Data excerpts:
* * * * * * * * *
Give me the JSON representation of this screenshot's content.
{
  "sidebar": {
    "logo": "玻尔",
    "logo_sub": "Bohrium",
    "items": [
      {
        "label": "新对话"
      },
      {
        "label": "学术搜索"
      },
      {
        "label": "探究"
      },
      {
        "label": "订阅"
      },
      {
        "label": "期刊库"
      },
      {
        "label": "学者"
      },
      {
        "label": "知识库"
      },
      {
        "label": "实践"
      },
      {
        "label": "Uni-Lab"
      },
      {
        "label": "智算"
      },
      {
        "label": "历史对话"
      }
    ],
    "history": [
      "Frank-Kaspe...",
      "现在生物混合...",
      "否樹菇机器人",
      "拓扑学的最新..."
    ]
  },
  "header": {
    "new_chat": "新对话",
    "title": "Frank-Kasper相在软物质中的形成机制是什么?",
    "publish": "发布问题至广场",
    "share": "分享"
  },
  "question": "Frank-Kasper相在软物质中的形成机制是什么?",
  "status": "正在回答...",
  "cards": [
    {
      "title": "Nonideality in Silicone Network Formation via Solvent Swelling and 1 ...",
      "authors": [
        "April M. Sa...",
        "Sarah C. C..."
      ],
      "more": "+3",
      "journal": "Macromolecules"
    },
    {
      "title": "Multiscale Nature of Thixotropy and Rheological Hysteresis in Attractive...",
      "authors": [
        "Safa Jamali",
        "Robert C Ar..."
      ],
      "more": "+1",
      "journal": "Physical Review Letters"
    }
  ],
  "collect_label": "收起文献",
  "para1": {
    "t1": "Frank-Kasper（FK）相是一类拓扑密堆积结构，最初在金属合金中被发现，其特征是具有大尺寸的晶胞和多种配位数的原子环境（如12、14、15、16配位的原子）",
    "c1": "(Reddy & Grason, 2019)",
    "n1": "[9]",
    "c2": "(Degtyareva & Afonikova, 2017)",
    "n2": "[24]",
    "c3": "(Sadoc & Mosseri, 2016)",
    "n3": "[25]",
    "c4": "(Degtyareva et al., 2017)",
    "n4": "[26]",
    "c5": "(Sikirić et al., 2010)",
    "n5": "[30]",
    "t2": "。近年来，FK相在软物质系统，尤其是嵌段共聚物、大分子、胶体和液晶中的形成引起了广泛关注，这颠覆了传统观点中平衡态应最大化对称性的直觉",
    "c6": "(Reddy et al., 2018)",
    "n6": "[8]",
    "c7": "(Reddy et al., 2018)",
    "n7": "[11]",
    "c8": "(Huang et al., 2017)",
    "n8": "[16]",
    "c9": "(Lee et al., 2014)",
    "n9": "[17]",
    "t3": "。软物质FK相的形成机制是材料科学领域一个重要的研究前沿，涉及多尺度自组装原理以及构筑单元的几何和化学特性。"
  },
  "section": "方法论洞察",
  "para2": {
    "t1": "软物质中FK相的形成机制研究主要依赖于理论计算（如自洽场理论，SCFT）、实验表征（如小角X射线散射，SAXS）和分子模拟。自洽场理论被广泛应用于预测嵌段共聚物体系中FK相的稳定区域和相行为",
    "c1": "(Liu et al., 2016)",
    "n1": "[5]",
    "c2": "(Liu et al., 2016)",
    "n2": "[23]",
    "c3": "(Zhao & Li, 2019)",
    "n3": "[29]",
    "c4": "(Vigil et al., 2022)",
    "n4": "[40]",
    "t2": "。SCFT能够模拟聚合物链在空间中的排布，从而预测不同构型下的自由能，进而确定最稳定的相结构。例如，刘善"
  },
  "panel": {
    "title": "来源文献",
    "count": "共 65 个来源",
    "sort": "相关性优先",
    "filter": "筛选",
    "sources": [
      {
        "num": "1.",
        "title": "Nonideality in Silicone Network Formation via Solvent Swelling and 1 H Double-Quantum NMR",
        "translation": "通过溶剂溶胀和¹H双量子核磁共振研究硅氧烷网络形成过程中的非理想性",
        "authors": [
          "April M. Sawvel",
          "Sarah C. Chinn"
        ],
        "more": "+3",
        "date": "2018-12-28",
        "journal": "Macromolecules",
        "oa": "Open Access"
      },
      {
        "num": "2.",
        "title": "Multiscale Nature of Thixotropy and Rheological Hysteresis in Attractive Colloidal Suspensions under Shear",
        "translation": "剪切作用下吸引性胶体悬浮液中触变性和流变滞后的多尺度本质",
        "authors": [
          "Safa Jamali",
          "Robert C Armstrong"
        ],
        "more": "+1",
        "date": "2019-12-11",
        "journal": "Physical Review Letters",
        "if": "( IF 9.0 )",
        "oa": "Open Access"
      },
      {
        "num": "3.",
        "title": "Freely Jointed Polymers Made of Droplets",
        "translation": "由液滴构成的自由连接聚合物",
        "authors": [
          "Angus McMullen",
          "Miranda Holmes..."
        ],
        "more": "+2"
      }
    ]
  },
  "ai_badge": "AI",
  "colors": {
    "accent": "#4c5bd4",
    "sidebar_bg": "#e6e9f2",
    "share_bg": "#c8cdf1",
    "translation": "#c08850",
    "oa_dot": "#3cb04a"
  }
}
* * * * * * * * *
Objective.
From the records above, extract each line exactly as shown.

Answer for the task.
Give me the JSON representation of this screenshot's content.
{
  "sidebar": {
    "logo": "玻尔",
    "logo_sub": "Bohrium",
    "items": [
      {
        "label": "新对话"
      },
      {
        "label": "学术搜索"
      },
      {
        "label": "探究"
      },
      {
        "label": "订阅"
      },
      {
        "label": "期刊库"
      },
      {
        "label": "学者"
      },
      {
        "label": "知识库"
      },
      {
        "label": "实践"
      },
      {
        "label": "Uni-Lab"
      },
      {
        "label": "智算"
      },
      {
        "label": "历史对话"
      }
    ],
    "history": [
      "Frank-Kaspe...",
      "现在生物混合...",
      "否樹菇机器人",
      "拓扑学的最新..."
    ]
  },
  "header": {
    "new_chat": "新对话",
    "title": "Frank-Kasper相在软物质中的形成机制是什么?",
    "publish": "发布问题至广场",
    "share": "分享"
  },
  "question": "Frank-Kasper相在软物质中的形成机制是什么?",
  "status": "正在回答...",
  "cards": [
    {
      "title": "Nonideality in Silicone Network Formation via Solvent Swelling and 1 ...",
      "authors": [
        "April M. Sa...",
        "Sarah C. C..."
      ],
      "more": "+3",
      "journal": "Macromolecules"
    },
    {
      "title": "Multiscale Nature of Thixotropy and Rheological Hysteresis in Attractive...",
      "authors": [
        "Safa Jamali",
        "Robert C Ar..."
      ],
      "more": "+1",
      "journal": "Physical Review Letters"
    }
  ],
  "collect_label": "收起文献",
  "para1": {
    "t1": "Frank-Kasper（FK）相是一类拓扑密堆积结构，最初在金属合金中被发现，其特征是具有大尺寸的晶胞和多种配位数的原子环境（如12、14、15、16配位的原子）",
    "c1": "(Reddy & Grason, 2019)",
    "n1": "[9]",
    "c2": "(Degtyareva & Afonikova, 2017)",
    "n2": "[24]",
    "c3": "(Sadoc & Mosseri, 2016)",
    "n3": "[25]",
    "c4": "(Degtyareva et al., 2017)",
    "n4": "[26]",
    "c5": "(Sikirić et al., 2010)",
    "n5": "[30]",
    "t2": "。近年来，FK相在软物质系统，尤其是嵌段共聚物、大分子、胶体和液晶中的形成引起了广泛关注，这颠覆了传统观点中平衡态应最大化对称性的直觉",
    "c6": "(Reddy et al., 2018)",
    "n6": "[8]",
    "c7": "(Reddy et al., 2018)",
    "n7": "[11]",
    "c8": "(Huang et al., 2017)",
    "n8": "[16]",
    "c9": "(Lee et al., 2014)",
    "n9": "[17]",
    "t3": "。软物质FK相的形成机制是材料科学领域一个重要的研究前沿，涉及多尺度自组装原理以及构筑单元的几何和化学特性。"
  },
  "section": "方法论洞察",
  "para2": {
    "t1": "软物质中FK相的形成机制研究主要依赖于理论计算（如自洽场理论，SCFT）、实验表征（如小角X射线散射，SAXS）和分子模拟。自洽场理论被广泛应用于预测嵌段共聚物体系中FK相的稳定区域和相行为",
    "c1": "(Liu et al., 2016)",
    "n1": "[5]",
    "c2": "(Liu et al., 2016)",
    "n2": "[23]",
    "c3": "(Zhao & Li, 2019)",
    "n3": "[29]",
    "c4": "(Vigil et al., 2022)",
    "n4": "[40]",
    "t2": "。SCFT能够模拟聚合物链在空间中的排布，从而预测不同构型下的自由能，进而确定最稳定的相结构。例如，刘善"
  },
  "panel": {
    "title": "来源文献",
    "count": "共 65 个来源",
    "sort": "相关性优先",
    "filter": "筛选",
    "sources": [
      {
        "num": "1.",
        "title": "Nonideality in Silicone Network Formation via Solvent Swelling and 1 H Double-Quantum NMR",
        "translation": "通过溶剂溶胀和¹H双量子核磁共振研究硅氧烷网络形成过程中的非理想性",
        "authors": [
          "April M. Sawvel",
          "Sarah C. Chinn"
        ],
        "more": "+3",
        "date": "2018-12-28",
        "journal": "Macromolecules",
        "oa": "Open Access"
      },
      {
        "num": "2.",
        "title": "Multiscale Nature of Thixotropy and Rheological Hysteresis in Attractive Colloidal Suspensions under Shear",
        "translation": "剪切作用下吸引性胶体悬浮液中触变性和流变滞后的多尺度本质",
        "authors": [
          "Safa Jamali",
          "Robert C Armstrong"
        ],
        "more": "+1",
        "date": "2019-12-11",
        "journal": "Physical Review Letters",
        "if": "( IF 9.0 )",
        "oa": "Open Access"
      },
      {
        "num": "3.",
        "title": "Freely Jointed Polymers Made of Droplets",
        "translation": "由液滴构成的自由连接聚合物",
        "authors": [
          "Angus McMullen",
          "Miranda Holmes..."
        ],
        "more": "+2"
      }
    ]
  },
  "ai_badge": "AI",
  "colors": {
    "accent": "#4c5bd4",
    "sidebar_bg": "#e6e9f2",
    "share_bg": "#c8cdf1",
    "translation": "#c08850",
    "oa_dot": "#3cb04a"
  }
}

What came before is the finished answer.